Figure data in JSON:

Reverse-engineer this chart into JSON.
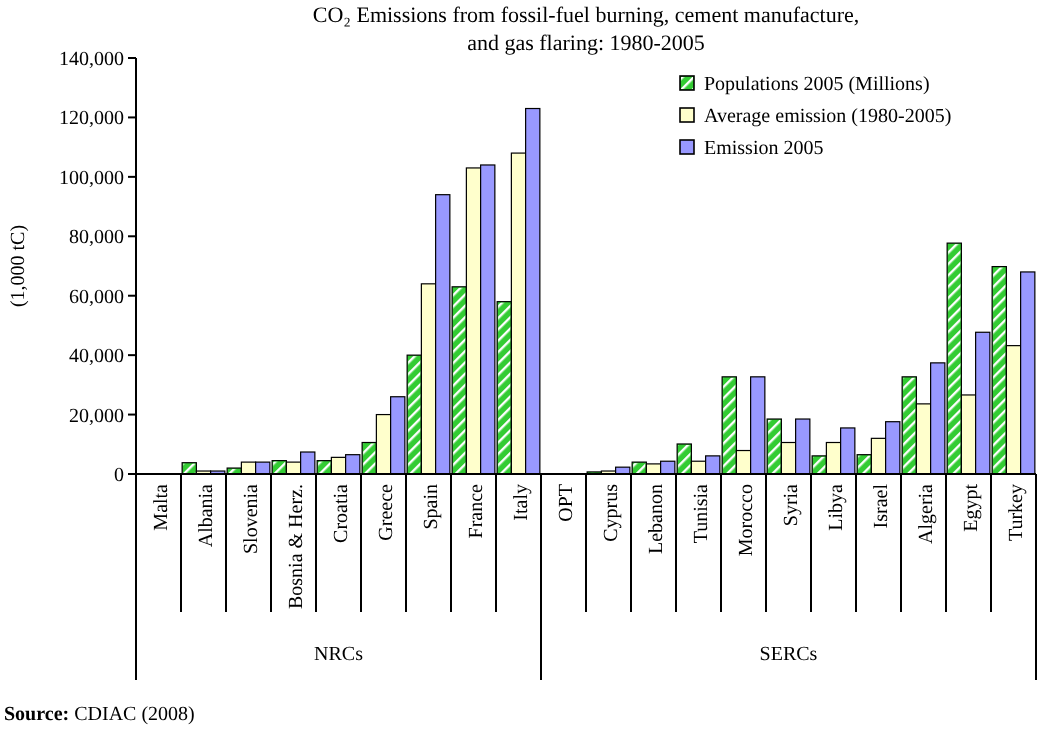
{
  "chart_data": {
    "type": "bar",
    "title": "CO₂ Emissions from fossil-fuel burning, cement manufacture, and gas flaring: 1980-2005",
    "ylabel": "(1,000 tC)",
    "categories": [
      "Malta",
      "Albania",
      "Slovenia",
      "Bosnia & Herz.",
      "Croatia",
      "Greece",
      "Spain",
      "France",
      "Italy",
      "OPT",
      "Cyprus",
      "Lebanon",
      "Tunisia",
      "Morocco",
      "Syria",
      "Libya",
      "Israel",
      "Algeria",
      "Egypt",
      "Turkey"
    ],
    "series": [
      {
        "name": "Populations 2005 (Millions)",
        "color": "#33cc33",
        "values": [
          null,
          3800,
          2000,
          4500,
          4500,
          10600,
          40000,
          63000,
          58000,
          0,
          700,
          4000,
          10100,
          32700,
          18500,
          6100,
          6500,
          32700,
          77700,
          69800
        ]
      },
      {
        "name": "Average emission (1980-2005)",
        "color": "#ffffcc",
        "values": [
          null,
          1000,
          4000,
          4000,
          5600,
          20000,
          64000,
          103000,
          108000,
          0,
          1000,
          3400,
          4300,
          7900,
          10600,
          10600,
          12000,
          23600,
          26600,
          43200
        ]
      },
      {
        "name": "Emission 2005",
        "color": "#9999ff",
        "values": [
          null,
          1000,
          4000,
          7400,
          6500,
          26000,
          94000,
          104000,
          123000,
          0,
          2300,
          4300,
          6100,
          32700,
          18500,
          15500,
          17600,
          37400,
          47700,
          68000
        ]
      }
    ],
    "ylim": [
      0,
      140000
    ],
    "yticks": [
      {
        "value": 0,
        "label": "0"
      },
      {
        "value": 20000,
        "label": "20,000"
      },
      {
        "value": 40000,
        "label": "40,000"
      },
      {
        "value": 60000,
        "label": "60,000"
      },
      {
        "value": 80000,
        "label": "80,000"
      },
      {
        "value": 100000,
        "label": "100,000"
      },
      {
        "value": 120000,
        "label": "120,000"
      },
      {
        "value": 140000,
        "label": "140,000"
      }
    ],
    "legend": "top right",
    "annotations": [
      "NRCs",
      "SERCs",
      "Source: CDIAC (2008)"
    ]
  }
}
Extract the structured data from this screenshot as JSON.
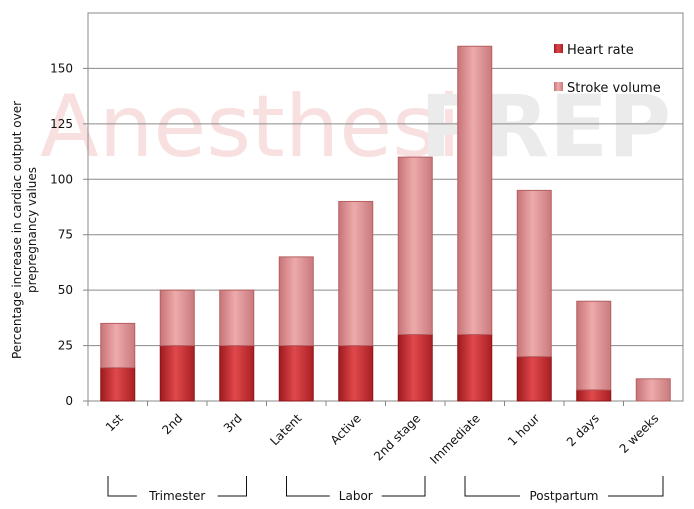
{
  "chart_data": {
    "type": "bar",
    "stacked": true,
    "categories": [
      "1st",
      "2nd",
      "3rd",
      "Latent",
      "Active",
      "2nd stage",
      "Immediate",
      "1 hour",
      "2 days",
      "2 weeks"
    ],
    "series": [
      {
        "name": "Heart rate",
        "values": [
          15,
          25,
          25,
          25,
          25,
          30,
          30,
          20,
          5,
          0
        ],
        "color": "#c0282c"
      },
      {
        "name": "Stroke volume",
        "values": [
          20,
          25,
          25,
          40,
          65,
          80,
          130,
          75,
          40,
          10
        ],
        "color": "#dc8f91"
      }
    ],
    "ylabel": "Percentage increase in cardiac output over prepregnancy values",
    "ylabel_lines": [
      "Percentage increase in cardiac output  over",
      "prepregnancy  values"
    ],
    "ylim": [
      0,
      175
    ],
    "yticks": [
      0,
      25,
      50,
      75,
      100,
      125,
      150
    ],
    "grid": true,
    "legend": "top-right",
    "groups": [
      {
        "label": "Trimester",
        "from": 0,
        "to": 2
      },
      {
        "label": "Labor",
        "from": 3,
        "to": 5
      },
      {
        "label": "Postpartum",
        "from": 6,
        "to": 9
      }
    ]
  },
  "watermark": {
    "part1": "Anesthesia",
    "part2": "PREP"
  }
}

▸ Required task: Copy out each line in the listing that has the word "name".

▸ Correct response:
        "name": "Populations 2005 (Millions)",
        "name": "Average emission (1980-2005)",
        "name": "Emission 2005",
        "name": "Heart rate",
        "name": "Stroke volume",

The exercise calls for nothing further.